Required work
Lines that hold the word "Signal" should be located and copied.
%%
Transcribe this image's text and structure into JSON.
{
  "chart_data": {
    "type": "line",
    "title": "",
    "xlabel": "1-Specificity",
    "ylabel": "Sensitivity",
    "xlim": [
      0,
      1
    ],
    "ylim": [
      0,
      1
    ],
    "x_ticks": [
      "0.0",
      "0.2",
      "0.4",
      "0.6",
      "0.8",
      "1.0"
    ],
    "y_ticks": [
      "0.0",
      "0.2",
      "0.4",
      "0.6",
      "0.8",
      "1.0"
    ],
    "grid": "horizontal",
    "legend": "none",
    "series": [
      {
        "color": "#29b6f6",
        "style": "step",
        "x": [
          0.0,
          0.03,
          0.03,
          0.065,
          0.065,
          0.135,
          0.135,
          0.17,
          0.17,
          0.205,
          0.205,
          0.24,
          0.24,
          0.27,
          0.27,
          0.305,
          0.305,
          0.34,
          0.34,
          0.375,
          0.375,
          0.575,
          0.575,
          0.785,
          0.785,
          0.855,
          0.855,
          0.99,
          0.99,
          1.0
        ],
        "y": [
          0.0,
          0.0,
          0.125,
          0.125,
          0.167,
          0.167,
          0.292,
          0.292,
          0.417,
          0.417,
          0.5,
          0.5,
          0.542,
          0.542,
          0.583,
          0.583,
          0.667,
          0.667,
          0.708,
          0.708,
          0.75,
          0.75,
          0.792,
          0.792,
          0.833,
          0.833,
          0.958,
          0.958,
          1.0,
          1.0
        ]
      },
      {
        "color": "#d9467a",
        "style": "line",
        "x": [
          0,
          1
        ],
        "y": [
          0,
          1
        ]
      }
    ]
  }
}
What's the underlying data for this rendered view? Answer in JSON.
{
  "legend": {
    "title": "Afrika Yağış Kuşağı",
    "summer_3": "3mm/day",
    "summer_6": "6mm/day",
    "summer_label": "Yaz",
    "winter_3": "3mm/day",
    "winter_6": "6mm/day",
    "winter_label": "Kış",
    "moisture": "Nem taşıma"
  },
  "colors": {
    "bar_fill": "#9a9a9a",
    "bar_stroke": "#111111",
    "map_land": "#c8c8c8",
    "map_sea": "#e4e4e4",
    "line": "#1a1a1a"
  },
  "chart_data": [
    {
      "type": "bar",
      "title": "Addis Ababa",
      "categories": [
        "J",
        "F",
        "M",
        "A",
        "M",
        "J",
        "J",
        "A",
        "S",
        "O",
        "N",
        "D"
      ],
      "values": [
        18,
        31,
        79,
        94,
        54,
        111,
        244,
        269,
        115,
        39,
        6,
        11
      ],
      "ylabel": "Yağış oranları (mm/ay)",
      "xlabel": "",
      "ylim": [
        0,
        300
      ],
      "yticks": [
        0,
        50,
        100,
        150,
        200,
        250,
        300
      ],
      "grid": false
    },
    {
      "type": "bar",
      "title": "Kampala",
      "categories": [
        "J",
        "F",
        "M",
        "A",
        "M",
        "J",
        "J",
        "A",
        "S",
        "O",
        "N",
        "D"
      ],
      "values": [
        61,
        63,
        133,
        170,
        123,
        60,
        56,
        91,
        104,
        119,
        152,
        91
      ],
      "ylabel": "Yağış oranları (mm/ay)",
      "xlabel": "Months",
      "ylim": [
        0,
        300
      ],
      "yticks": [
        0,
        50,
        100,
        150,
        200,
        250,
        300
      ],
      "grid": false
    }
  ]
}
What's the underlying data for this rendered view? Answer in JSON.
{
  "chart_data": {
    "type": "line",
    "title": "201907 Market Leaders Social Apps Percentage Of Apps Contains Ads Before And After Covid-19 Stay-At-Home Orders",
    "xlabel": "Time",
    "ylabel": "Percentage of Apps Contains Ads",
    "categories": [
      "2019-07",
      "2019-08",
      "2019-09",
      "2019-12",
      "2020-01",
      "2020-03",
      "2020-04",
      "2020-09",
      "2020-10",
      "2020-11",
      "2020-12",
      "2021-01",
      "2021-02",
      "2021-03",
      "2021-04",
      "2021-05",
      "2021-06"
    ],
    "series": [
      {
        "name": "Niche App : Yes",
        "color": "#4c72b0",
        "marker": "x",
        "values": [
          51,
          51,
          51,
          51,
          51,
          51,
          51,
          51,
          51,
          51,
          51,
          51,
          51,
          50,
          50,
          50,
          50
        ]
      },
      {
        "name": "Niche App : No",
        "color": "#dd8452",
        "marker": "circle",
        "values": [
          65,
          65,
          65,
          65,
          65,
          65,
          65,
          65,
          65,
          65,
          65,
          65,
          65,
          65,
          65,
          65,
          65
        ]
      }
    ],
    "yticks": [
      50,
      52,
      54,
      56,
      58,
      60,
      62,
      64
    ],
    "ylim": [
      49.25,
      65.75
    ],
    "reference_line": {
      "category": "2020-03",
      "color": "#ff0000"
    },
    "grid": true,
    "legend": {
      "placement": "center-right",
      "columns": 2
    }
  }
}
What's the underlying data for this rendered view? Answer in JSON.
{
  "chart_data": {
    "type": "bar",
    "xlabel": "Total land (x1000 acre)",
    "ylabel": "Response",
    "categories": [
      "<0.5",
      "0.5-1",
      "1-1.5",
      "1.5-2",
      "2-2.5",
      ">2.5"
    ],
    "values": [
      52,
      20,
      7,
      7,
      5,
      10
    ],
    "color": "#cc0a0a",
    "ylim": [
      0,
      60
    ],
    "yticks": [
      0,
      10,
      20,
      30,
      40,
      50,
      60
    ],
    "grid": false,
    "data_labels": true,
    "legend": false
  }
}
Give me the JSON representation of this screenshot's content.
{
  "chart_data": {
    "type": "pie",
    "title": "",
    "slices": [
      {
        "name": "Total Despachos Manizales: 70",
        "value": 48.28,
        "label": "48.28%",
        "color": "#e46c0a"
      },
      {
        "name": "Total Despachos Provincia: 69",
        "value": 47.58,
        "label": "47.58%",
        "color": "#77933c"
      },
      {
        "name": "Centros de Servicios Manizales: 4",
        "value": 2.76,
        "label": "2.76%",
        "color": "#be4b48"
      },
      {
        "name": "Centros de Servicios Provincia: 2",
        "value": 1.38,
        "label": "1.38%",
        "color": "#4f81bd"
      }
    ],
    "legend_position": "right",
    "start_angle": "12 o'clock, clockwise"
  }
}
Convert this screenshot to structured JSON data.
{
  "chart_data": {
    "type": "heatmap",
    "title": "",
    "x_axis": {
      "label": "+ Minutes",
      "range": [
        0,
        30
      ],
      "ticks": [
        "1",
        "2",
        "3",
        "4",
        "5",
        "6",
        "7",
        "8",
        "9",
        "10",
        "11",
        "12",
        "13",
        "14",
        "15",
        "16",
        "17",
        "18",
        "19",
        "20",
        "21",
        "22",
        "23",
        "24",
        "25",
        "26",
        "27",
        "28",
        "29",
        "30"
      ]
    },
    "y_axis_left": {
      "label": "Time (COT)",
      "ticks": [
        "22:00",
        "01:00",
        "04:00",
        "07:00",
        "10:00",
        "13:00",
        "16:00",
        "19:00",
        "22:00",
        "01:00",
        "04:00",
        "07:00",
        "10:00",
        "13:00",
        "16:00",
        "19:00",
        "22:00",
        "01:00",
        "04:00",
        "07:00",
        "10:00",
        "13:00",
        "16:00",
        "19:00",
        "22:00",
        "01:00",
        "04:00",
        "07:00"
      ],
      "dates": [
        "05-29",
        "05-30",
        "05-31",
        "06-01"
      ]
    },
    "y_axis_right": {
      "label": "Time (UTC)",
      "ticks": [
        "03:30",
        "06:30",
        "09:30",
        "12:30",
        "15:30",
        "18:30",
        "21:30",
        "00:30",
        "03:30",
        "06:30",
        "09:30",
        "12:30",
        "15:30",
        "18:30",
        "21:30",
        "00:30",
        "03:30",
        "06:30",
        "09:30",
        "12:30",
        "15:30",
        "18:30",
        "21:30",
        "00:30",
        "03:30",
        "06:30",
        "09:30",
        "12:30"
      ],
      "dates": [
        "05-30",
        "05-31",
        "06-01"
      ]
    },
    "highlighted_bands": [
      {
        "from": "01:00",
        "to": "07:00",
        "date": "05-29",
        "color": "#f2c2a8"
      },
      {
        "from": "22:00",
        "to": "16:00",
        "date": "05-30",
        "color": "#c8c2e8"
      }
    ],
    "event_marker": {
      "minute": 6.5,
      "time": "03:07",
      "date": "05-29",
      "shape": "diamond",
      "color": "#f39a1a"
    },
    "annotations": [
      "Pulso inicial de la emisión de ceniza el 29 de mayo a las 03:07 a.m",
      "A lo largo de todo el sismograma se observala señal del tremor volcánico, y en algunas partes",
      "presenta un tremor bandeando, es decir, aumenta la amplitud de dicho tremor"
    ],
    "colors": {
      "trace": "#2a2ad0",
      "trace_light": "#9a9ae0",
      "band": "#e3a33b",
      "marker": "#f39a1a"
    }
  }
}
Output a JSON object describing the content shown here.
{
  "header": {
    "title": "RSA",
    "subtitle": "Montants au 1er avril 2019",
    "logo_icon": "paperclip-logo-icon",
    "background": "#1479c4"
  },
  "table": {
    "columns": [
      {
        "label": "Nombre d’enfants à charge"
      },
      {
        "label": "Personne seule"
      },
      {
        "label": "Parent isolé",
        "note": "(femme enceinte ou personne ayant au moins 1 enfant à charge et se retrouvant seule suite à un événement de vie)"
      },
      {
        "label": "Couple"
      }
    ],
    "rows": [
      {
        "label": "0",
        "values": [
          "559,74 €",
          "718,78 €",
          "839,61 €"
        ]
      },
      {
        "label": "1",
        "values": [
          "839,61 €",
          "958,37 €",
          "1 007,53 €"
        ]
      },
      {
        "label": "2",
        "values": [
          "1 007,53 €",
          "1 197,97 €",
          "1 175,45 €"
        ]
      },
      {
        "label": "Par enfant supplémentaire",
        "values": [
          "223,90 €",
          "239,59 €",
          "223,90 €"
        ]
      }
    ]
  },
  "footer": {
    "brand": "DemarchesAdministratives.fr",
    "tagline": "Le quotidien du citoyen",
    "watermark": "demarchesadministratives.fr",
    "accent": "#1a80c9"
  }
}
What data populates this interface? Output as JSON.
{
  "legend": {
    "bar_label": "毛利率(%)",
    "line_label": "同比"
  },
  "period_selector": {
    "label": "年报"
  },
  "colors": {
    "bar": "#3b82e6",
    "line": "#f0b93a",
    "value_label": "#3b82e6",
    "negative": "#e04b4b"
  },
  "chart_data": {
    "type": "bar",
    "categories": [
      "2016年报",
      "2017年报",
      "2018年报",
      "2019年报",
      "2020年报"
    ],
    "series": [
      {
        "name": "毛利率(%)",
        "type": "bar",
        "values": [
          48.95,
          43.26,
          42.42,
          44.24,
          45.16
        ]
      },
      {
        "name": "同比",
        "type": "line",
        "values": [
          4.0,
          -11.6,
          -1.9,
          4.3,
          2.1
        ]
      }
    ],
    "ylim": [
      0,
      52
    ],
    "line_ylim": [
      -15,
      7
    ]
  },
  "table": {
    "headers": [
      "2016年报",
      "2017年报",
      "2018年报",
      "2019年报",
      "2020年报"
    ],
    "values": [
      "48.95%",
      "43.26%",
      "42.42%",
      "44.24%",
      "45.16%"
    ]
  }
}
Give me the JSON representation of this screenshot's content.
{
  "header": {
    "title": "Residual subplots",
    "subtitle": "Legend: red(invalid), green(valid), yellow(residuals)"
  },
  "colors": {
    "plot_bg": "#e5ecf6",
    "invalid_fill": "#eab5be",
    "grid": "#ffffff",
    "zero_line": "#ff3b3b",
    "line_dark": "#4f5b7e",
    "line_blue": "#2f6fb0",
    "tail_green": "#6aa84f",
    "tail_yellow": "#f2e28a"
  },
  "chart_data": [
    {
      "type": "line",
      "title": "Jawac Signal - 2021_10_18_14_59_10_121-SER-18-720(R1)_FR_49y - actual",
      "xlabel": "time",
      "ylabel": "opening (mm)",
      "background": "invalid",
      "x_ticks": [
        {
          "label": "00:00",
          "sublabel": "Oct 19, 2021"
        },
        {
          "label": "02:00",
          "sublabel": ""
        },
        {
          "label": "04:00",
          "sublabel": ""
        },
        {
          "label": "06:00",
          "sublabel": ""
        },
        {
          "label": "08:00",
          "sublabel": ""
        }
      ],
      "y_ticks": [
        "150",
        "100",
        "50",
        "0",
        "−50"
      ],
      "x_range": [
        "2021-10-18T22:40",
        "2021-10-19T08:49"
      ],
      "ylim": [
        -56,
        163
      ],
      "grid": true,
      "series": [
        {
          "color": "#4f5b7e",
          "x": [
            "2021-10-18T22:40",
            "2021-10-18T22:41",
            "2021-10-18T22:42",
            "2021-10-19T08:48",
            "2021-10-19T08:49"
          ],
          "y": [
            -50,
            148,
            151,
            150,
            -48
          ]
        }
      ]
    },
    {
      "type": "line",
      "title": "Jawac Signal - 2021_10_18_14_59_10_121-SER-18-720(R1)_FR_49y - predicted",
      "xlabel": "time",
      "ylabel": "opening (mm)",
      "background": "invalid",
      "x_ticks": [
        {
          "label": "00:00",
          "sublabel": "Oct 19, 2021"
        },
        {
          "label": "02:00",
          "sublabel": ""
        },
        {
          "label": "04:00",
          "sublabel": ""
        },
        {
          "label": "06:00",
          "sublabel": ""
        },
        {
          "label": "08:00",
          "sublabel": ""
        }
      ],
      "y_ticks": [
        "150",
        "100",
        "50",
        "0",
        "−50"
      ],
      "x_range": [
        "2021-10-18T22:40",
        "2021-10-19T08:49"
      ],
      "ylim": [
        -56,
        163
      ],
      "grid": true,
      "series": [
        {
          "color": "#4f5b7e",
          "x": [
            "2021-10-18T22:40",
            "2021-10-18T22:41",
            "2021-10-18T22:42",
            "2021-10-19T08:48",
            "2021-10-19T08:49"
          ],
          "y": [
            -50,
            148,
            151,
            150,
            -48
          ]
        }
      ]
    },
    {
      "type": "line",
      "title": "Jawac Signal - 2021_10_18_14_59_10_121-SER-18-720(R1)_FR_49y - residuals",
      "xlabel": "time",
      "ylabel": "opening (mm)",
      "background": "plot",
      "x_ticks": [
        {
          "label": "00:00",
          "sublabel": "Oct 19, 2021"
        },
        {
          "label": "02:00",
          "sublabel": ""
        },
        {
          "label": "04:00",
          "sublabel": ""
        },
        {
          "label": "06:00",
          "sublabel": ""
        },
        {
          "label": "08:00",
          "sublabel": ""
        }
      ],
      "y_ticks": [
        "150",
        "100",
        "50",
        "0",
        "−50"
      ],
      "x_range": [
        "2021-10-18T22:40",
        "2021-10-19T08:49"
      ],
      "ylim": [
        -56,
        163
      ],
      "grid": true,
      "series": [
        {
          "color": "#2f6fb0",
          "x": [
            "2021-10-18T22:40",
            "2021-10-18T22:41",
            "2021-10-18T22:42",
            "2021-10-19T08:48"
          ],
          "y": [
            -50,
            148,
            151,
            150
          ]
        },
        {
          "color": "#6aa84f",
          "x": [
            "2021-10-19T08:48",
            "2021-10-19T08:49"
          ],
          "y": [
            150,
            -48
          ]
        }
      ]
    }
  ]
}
%%
Written answer
      "title": "Jawac Signal - 2021_10_18_14_59_10_121-SER-18-720(R1)_FR_49y - actual",
      "title": "Jawac Signal - 2021_10_18_14_59_10_121-SER-18-720(R1)_FR_49y - predicted",
      "title": "Jawac Signal - 2021_10_18_14_59_10_121-SER-18-720(R1)_FR_49y - residuals",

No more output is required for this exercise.